● **SET PROBLEM A**: In the notebook below on simulating the Polish Parliament with recurrent neural networks, how many PDFs were downloaded, and what was their total size?

● **DOCUMENT EXCERPT**:
= = =

Simulating the Polish Parliament using Recurrent Neural Networks

While reading through Hands-On Machine Learning with Scikit-Learn and TensorFlow I finished the chapter on Recurrent Neural Networks (RNN). After the first reading I felt lost, but now I understood much more.

I'm generally a person who learns the most by doing. One of the exercises for this chapter encouraged the reader to go through official Tensor Flow tutorial regarding RNN. It seemed easy. I went through it, but I added a twist. I did not want to use the original data. I had an idea to create a text generator which I trained on the Polish Parliament minutes, which are freely available on the internet as PDFs.

It seemed entertaining for me to create an artificial Polish Parliament session generator. It seemed to me as an idea that I wanted to try out.

In this notebook I will show how to download, convert them into text and then how to train the using the TF tutorial code.

In [1]:

from bs4 import BeautifulSoup
import requests
import re
import time
import os
import numpy  as np
import tensorflow as tf
import pyprind

# Matplotlib options
import matplotlib
import matplotlib.pyplot as plt
matplotlib.rcParams['axes.labelsize'] = 14
matplotlib.rcParams['xtick.labelsize'] = 12
matplotlib.rcParams['ytick.labelsize'] = 12
matplotlib.rcParams['figure.figsize'] = (20.0, 10.0)


save_folder = './rnn_sejm/data/'
# Enable eager execution 
tf.enable_eager_execution()

Scraping Polish Parliament minutes¶

I wanted to try out my web scraping skills and I decided to automatize downloading the minutes using loops and BautifulSoup to crawl the main HTML document. Thankfully the Parliament's website is pretty simple and it was easy to download the page for every year of this term starting in 2015 until this year.

The HTML included a simple table with links to the PDFs for each sitting with class="pdf". For each such link I just downloaded the file in the output folder. I also added a 1 s break not to spam the server.

I also added a progress bar using PyPrind.

I ended up with 213 PDFs weighting over 375 MiB.

In [33]:

for year in [2019, 2018, 2017, 2016, 2015]:
    sejm_url = 'http://www.sejm.gov.pl/Sejm8.nsf/stenogramy.xsp?rok={}'
    sejm_url = sejm_url.format(year)
    page_response = requests.get(sejm_url, timeout=5)
    page_content = BeautifulSoup(page_response.content, "html.parser")
    #%%
    table = page_content.find('table')

= = =

● **SET PROBLEM B**: Show every line of the rows below that contains the string "ellipsis".

= = =

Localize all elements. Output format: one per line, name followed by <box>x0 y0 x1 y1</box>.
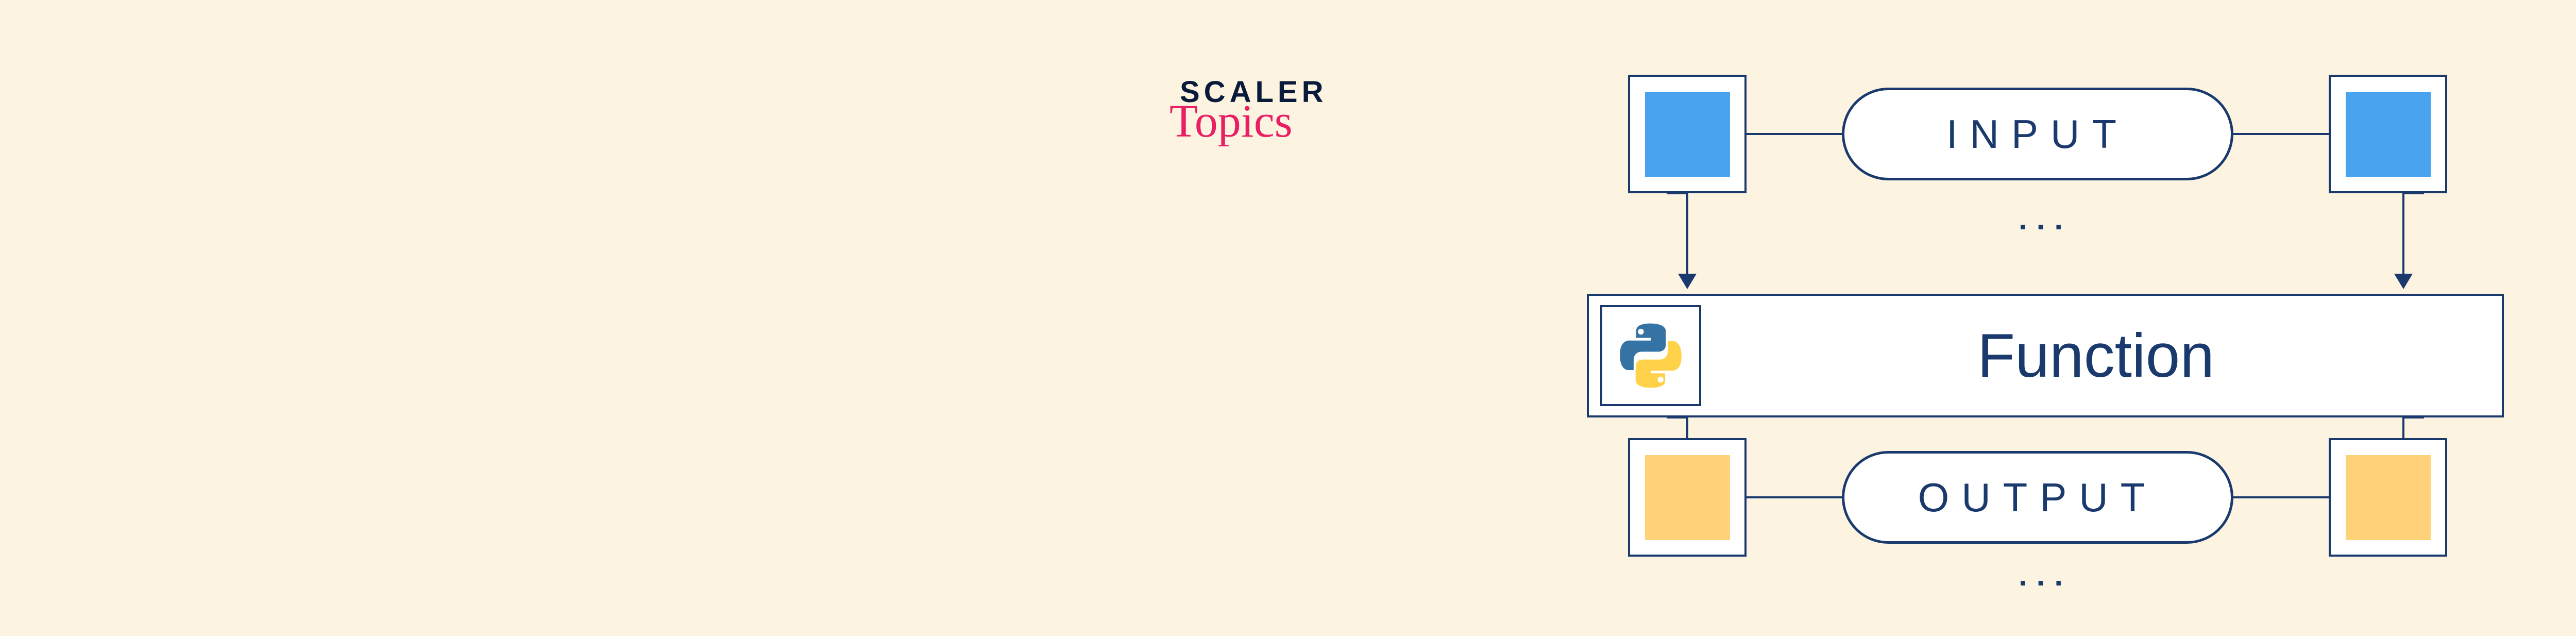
python-icon <box>1615 320 1687 392</box>
output-ellipsis: ... <box>2019 557 2072 593</box>
output-connector-right <box>2233 496 2329 498</box>
arrow-tl-h <box>1667 192 1687 194</box>
arrow-tr-v <box>2402 192 2404 275</box>
function-diagram: INPUT ... Function OUTPUT <box>1587 75 2504 557</box>
input-label: INPUT <box>1946 111 2129 158</box>
arrow-tl-head <box>1678 274 1697 289</box>
input-connector-left <box>1747 133 1842 135</box>
python-icon-box <box>1600 305 1701 406</box>
function-bar: Function <box>1587 294 2504 417</box>
function-label: Function <box>1701 320 2490 391</box>
input-box-right-fill <box>2346 92 2431 177</box>
output-box-left <box>1628 438 1747 557</box>
input-box-right <box>2329 75 2447 193</box>
logo-topics-text: Topics <box>1170 103 1293 140</box>
output-box-right <box>2329 438 2447 557</box>
output-box-left-fill <box>1645 455 1730 540</box>
input-connector-right <box>2233 133 2329 135</box>
output-box-right-fill <box>2346 455 2431 540</box>
arrow-bl-h <box>1667 416 1687 419</box>
arrow-br-h <box>2403 416 2424 419</box>
output-row: OUTPUT ... <box>1628 438 2463 557</box>
arrow-tr-head <box>2394 274 2413 289</box>
arrow-tl-v <box>1686 192 1688 275</box>
output-connector-left <box>1747 496 1842 498</box>
input-row: INPUT ... <box>1628 75 2463 193</box>
input-pill: INPUT <box>1842 88 2233 180</box>
input-box-left-fill <box>1645 92 1730 177</box>
output-pill: OUTPUT <box>1842 451 2233 544</box>
input-box-left <box>1628 75 1747 193</box>
scaler-topics-logo: SCALER Topics <box>1180 77 1327 140</box>
input-ellipsis: ... <box>2019 201 2072 237</box>
output-label: OUTPUT <box>1918 474 2158 521</box>
arrow-tr-h <box>2403 192 2424 194</box>
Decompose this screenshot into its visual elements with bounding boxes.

= = =

● **FINAL RESULT A**: 213 PDFs, weighing over 375 MiB.

● **FINAL RESULT B**:
output-ellipsis: ... <box>2019 557 2072 593</box>
input-ellipsis: ... <box>2019 201 2072 237</box>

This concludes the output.